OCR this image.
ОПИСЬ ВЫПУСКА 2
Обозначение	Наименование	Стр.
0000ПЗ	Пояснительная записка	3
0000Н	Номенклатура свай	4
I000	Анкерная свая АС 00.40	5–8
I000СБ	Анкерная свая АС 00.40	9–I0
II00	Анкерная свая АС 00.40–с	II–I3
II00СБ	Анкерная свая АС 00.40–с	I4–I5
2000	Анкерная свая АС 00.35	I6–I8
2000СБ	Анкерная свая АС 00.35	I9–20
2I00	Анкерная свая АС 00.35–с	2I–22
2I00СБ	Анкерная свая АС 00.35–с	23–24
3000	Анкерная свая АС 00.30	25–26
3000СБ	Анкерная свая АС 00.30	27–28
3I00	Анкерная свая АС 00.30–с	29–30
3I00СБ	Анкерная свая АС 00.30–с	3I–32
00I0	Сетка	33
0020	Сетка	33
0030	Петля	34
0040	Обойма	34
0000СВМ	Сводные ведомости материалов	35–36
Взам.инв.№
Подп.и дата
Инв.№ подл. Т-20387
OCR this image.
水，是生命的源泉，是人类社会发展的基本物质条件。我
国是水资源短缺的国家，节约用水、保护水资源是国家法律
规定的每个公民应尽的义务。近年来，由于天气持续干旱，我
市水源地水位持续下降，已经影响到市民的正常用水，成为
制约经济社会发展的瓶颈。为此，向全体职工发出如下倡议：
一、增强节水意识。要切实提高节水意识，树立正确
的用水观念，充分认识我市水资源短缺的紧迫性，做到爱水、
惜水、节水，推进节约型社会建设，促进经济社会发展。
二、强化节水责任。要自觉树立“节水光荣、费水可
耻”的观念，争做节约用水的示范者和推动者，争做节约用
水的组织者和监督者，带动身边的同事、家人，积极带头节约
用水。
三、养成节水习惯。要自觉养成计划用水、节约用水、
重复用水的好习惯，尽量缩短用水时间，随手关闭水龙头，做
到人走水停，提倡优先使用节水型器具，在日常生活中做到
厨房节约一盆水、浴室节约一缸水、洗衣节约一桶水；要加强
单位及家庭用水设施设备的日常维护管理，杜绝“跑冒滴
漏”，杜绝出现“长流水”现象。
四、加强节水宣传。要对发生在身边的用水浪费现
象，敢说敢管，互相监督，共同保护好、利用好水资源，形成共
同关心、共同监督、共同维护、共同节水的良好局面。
########
● **STATED TASK**
Go through the entries and repeat each one exactly.

● **EXPECTED ANSWER**
OCR this image.
ОПИСЬ ВЫПУСКА 2
Обозначение	Наименование	Стр.
0000ПЗ	Пояснительная записка	3
0000Н	Номенклатура свай	4
I000	Анкерная свая АС 00.40	5–8
I000СБ	Анкерная свая АС 00.40	9–I0
II00	Анкерная свая АС 00.40–с	II–I3
II00СБ	Анкерная свая АС 00.40–с	I4–I5
2000	Анкерная свая АС 00.35	I6–I8
2000СБ	Анкерная свая АС 00.35	I9–20
2I00	Анкерная свая АС 00.35–с	2I–22
2I00СБ	Анкерная свая АС 00.35–с	23–24
3000	Анкерная свая АС 00.30	25–26
3000СБ	Анкерная свая АС 00.30	27–28
3I00	Анкерная свая АС 00.30–с	29–30
3I00СБ	Анкерная свая АС 00.30–с	3I–32
00I0	Сетка	33
0020	Сетка	33
0030	Петля	34
0040	Обойма	34
0000СВМ	Сводные ведомости материалов	35–36
Взам.инв.№
Подп.и дата
Инв.№ подл. Т-20387
OCR this image.
水，是生命的源泉，是人类社会发展的基本物质条件。我
国是水资源短缺的国家，节约用水、保护水资源是国家法律
规定的每个公民应尽的义务。近年来，由于天气持续干旱，我
市水源地水位持续下降，已经影响到市民的正常用水，成为
制约经济社会发展的瓶颈。为此，向全体职工发出如下倡议：
一、增强节水意识。要切实提高节水意识，树立正确
的用水观念，充分认识我市水资源短缺的紧迫性，做到爱水、
惜水、节水，推进节约型社会建设，促进经济社会发展。
二、强化节水责任。要自觉树立“节水光荣、费水可
耻”的观念，争做节约用水的示范者和推动者，争做节约用
水的组织者和监督者，带动身边的同事、家人，积极带头节约
用水。
三、养成节水习惯。要自觉养成计划用水、节约用水、
重复用水的好习惯，尽量缩短用水时间，随手关闭水龙头，做
到人走水停，提倡优先使用节水型器具，在日常生活中做到
厨房节约一盆水、浴室节约一缸水、洗衣节约一桶水；要加强
单位及家庭用水设施设备的日常维护管理，杜绝“跑冒滴
漏”，杜绝出现“长流水”现象。
四、加强节水宣传。要对发生在身边的用水浪费现
象，敢说敢管，互相监督，共同保护好、利用好水资源，形成共
同关心、共同监督、共同维护、共同节水的良好局面。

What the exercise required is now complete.